WHAT TO PRODUCE >> Copy out each line that mentions the word "used".

— BEGIN LISTED RECORDS —

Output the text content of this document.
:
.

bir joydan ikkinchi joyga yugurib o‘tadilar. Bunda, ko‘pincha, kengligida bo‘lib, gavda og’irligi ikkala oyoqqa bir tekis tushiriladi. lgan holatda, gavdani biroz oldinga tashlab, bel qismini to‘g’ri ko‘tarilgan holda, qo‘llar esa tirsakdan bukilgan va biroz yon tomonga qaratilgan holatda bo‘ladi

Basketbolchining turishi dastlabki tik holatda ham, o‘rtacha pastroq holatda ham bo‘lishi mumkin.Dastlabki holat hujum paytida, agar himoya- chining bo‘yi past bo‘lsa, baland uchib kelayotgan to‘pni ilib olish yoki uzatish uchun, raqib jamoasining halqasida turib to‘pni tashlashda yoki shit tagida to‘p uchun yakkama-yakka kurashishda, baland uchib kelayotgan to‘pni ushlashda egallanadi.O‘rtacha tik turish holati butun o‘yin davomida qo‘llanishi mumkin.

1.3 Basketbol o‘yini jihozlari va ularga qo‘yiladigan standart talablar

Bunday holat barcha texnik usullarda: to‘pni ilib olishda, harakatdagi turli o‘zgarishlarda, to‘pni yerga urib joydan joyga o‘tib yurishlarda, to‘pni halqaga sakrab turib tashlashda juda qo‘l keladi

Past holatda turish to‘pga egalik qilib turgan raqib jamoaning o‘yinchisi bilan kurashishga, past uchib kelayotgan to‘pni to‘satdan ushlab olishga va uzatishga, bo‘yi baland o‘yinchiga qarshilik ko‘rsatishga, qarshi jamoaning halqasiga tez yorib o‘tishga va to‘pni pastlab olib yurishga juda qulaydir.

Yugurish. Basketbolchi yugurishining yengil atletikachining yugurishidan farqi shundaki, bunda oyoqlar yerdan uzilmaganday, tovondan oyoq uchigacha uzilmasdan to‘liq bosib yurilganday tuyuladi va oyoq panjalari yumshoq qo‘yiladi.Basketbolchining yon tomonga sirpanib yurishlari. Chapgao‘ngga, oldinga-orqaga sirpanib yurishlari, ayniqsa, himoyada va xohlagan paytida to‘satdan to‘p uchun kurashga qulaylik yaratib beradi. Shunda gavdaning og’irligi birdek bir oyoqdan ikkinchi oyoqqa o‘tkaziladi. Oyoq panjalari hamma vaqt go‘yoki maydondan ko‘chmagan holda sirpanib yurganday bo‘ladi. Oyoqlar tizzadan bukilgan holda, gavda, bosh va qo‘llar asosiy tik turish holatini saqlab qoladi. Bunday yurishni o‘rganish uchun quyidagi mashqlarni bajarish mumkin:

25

— END LISTED RECORDS —
— BEGIN LISTED RECORDS —

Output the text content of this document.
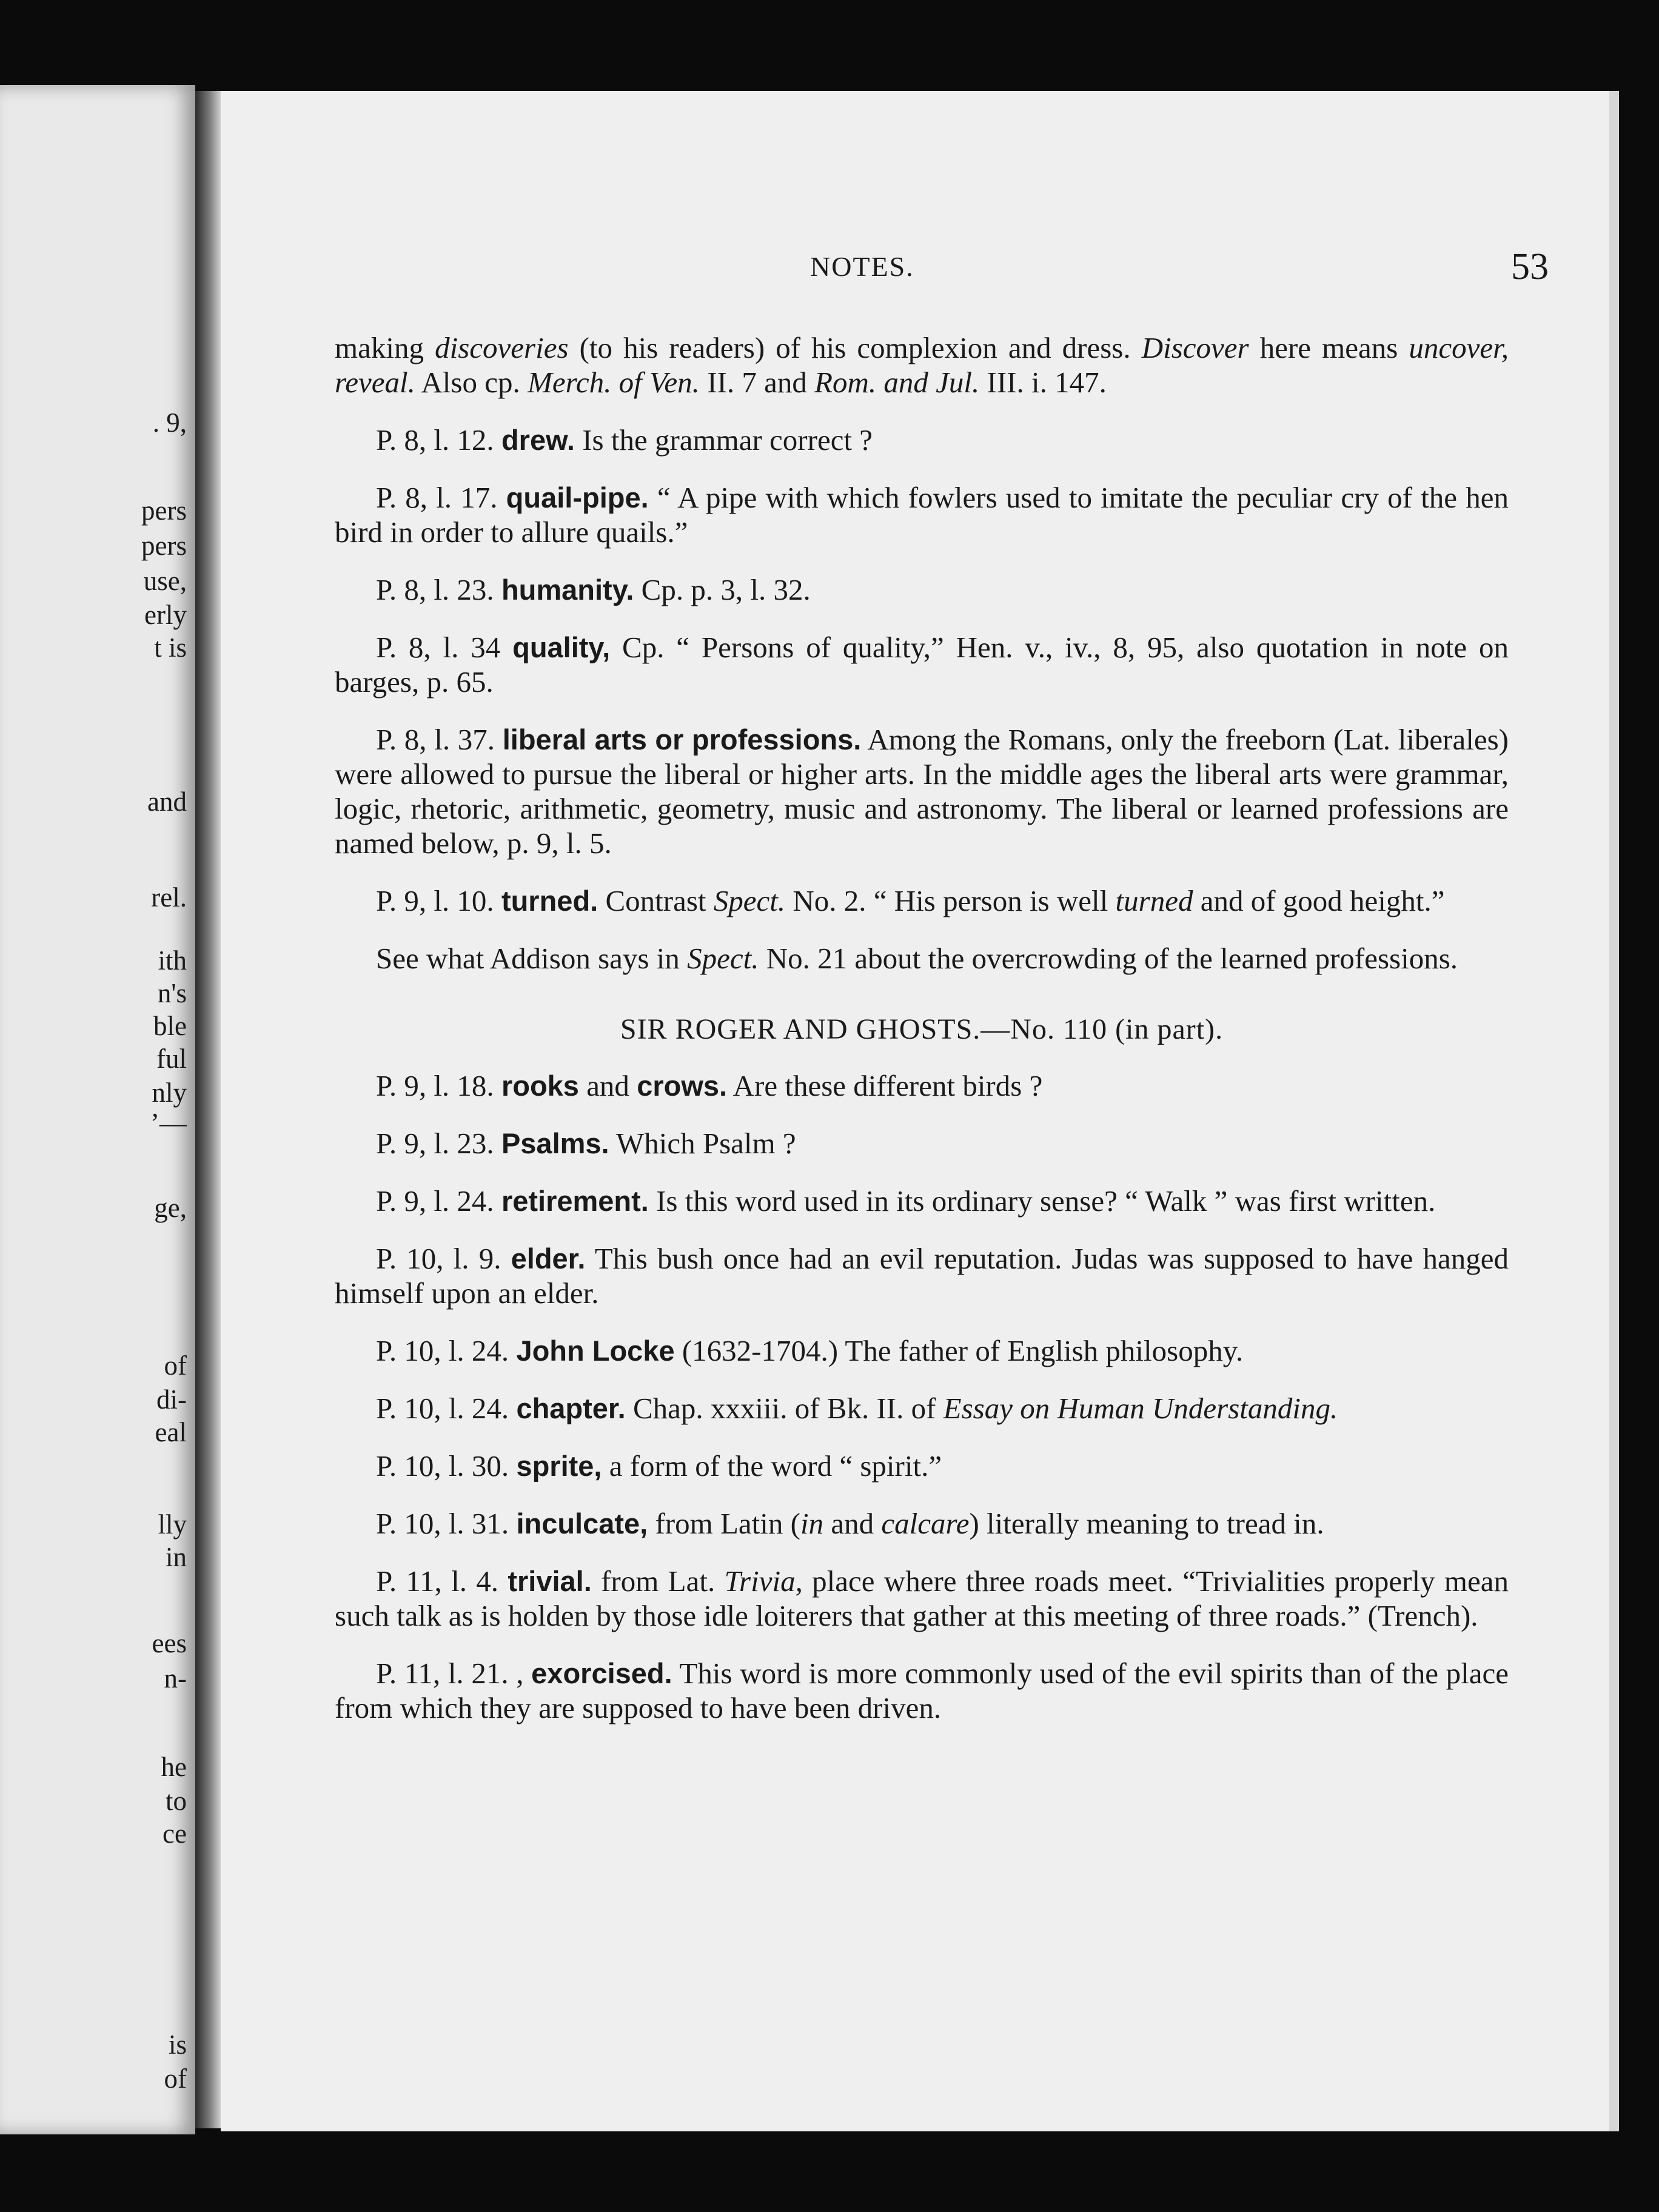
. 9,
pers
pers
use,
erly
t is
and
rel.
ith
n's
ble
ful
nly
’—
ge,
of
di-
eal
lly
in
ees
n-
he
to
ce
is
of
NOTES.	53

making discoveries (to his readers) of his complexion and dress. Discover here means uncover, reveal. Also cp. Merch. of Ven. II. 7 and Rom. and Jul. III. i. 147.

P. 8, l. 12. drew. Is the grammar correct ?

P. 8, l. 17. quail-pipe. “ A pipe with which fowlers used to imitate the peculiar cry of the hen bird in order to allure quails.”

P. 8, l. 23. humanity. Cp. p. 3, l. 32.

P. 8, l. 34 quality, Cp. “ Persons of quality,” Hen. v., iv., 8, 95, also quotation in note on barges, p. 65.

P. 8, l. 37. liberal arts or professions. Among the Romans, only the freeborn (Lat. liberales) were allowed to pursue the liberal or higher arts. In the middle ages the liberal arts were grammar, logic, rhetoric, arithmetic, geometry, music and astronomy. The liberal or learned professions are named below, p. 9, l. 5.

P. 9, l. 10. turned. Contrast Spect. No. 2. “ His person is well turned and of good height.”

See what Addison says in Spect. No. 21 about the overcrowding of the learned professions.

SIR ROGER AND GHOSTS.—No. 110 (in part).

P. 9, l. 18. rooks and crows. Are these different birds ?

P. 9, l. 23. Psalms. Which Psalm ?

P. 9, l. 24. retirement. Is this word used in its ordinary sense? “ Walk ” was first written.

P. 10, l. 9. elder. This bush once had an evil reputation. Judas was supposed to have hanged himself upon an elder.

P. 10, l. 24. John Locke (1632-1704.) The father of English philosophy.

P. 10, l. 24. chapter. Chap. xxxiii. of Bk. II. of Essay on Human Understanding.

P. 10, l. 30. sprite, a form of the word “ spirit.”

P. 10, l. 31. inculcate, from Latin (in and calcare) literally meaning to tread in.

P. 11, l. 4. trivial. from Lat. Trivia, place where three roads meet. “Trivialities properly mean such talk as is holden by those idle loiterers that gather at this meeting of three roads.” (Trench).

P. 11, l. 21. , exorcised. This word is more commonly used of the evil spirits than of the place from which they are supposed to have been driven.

— END LISTED RECORDS —

RESULT OF THIS TASK >>
P. 8, l. 17. quail-pipe. “ A pipe with which fowlers used to imitate the peculiar cry of the hen bird in order to allure quails.”
P. 9, l. 24. retirement. Is this word used in its ordinary sense? “ Walk ” was first written.
P. 11, l. 21. , exorcised. This word is more commonly used of the evil spirits than of the place from which they are supposed to have been driven.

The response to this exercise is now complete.